**TEXTAUSZUG**:
|---|
Auch von der Petrikirche, in ihren Formen ein typisches Beispiel der norddeutschen Backsteingotik, war nicht mehr viel übrig. Heute dient sie als Museum. Sehenswert ist vor allem das Jugendstilviertel von Riga. Selten sind so viele fantastische Fassaden nebeneinander zu bewundern: 800 Jugendstilhäuser, geschmückt mit nackten schönen Frauen und Männern, mit Dämonen, Fratzen, Tieren und Sphinxen.
Gefüllt mit Legenden: der Gauja Nationalpark
Nur 60 Kilometer von Riga entfernt erreicht man den größten Naturschutzpark des Baltikums, den Gauja-Nationalpark. An seinem Rand liegt die kleine Stadt Sigulda, das „Herz der lettischen Schweiz”. Im Sommer ein idealer Ausgangspunkt für Wanderungen durch naturbelassene Urstromtäler entlang der träge entlang fließenden Gauja, mit 500 Kilometern der längste und schönste Fluss Lettlands. Es geht ziemlich auf und ab. Nicht immer sind gut begehbare Treppenwege vorhanden. Bei der Schwertritterburg Sigulda überbrückt eine von der Republik Georgien spendierte Seilbahn die tiefe Schlucht zum Schloss Krimulda. Nicht weit davon befindet sich die große Gutmannshöhle. In ihr entspringt eine Quelle, deren Wasser der Legende nach von einem guten Mann an Pilger als heilkräftig verteilt wurde. Laut Aija ist es gut für die Augen.
Esten sind anders
Der dritte baltische Staat ist Estland. „Esten sind anders als Balten“, behauptet Aija. Sie würden etwas langsamer reagieren. Wenn man sie fragt, wie es ihnen geht, überlegen sie erst und sagen dann etwas gedehnt: “Normali“. Estnisch sprechen nur eine Million Menschen. Es ist eine schwierige finnisch-ugrische Sprache mit der Betonung auf der ersten Silbe und 14 Fällen. Estland hat etwas 3.800 km Ostseeküste und 1.500 Inseln sowie 1.400 Seen. Die Einwohnerzahl des ganzen Landes ist etwa die von München, aber die verfügbare Fläche 145mal so groß.
|---|
**DATENMATERIAL**:

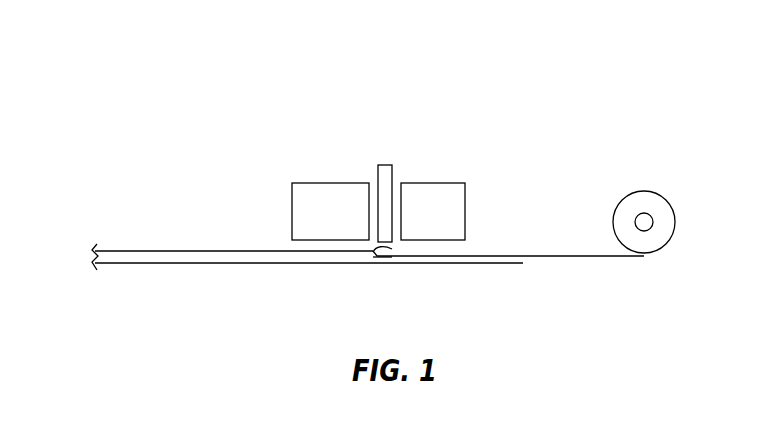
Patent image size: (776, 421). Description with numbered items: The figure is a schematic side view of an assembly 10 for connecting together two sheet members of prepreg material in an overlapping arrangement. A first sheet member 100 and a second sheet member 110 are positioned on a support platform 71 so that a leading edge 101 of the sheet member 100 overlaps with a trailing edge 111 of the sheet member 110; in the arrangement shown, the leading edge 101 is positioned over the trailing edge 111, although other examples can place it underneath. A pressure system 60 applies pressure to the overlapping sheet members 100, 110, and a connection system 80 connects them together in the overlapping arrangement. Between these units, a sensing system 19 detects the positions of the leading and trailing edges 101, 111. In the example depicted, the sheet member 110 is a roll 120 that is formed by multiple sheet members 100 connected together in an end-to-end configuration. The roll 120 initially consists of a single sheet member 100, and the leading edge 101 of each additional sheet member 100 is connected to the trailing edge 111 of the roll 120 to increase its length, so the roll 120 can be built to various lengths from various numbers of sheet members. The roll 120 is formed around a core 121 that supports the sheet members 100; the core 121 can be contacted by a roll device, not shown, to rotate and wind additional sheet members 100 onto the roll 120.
|---|
**AUFGABEN**:
1/ Beantworte anhand des Textauszugs, wie lang die Gauja ist.
2/ Prüfe für jede der Aussagen (a) bis (c), ob sie mit dem Textauszug übereinstimmt, und belege deine Antwort mit einem wörtlichen Zitat daraus: (a) Die Petrikirche wird heute als Museum genutzt. (b) Die Seilbahn bei Sigulda wurde von Lettland gestiftet. (c) Die estnische Sprache kennt 14 Fälle.
3/ Fasse den Textauszug in drei Sätzen zusammen.
Die Daten stammen aus einer anderen Quelle als der Textauszug.

**LÖSUNGEN**:
1/ Die Gauja ist 500 Kilometer lang.

2/
(a) Ja: „Heute dient sie als Museum.“
(b) Nein: „eine von der Republik Georgien spendierte Seilbahn“
(c) Ja: „mit der Betonung auf der ersten Silbe und 14 Fällen“

3/ Riga besitzt mit der heute als Museum genutzten Petrikirche ein typisches Beispiel norddeutscher Backsteingotik, vor allem aber ein Jugendstilviertel mit 800 reich geschmückten Häusern. Nur 60 Kilometer entfernt liegt der Gauja-Nationalpark, der größte Naturschutzpark des Baltikums, mit der Stadt Sigulda als Ausgangspunkt für Wanderungen, einer Seilbahn zum Schloss Krimulda und der Gutmannshöhle mit ihrer sagenumwobenen Quelle. Estland, der dritte baltische Staat, hat eine schwierige finnisch-ugrische Sprache, die nur eine Million Menschen sprechen, sowie rund 3.800 km Ostseeküste, 1.500 Inseln und 1.400 Seen.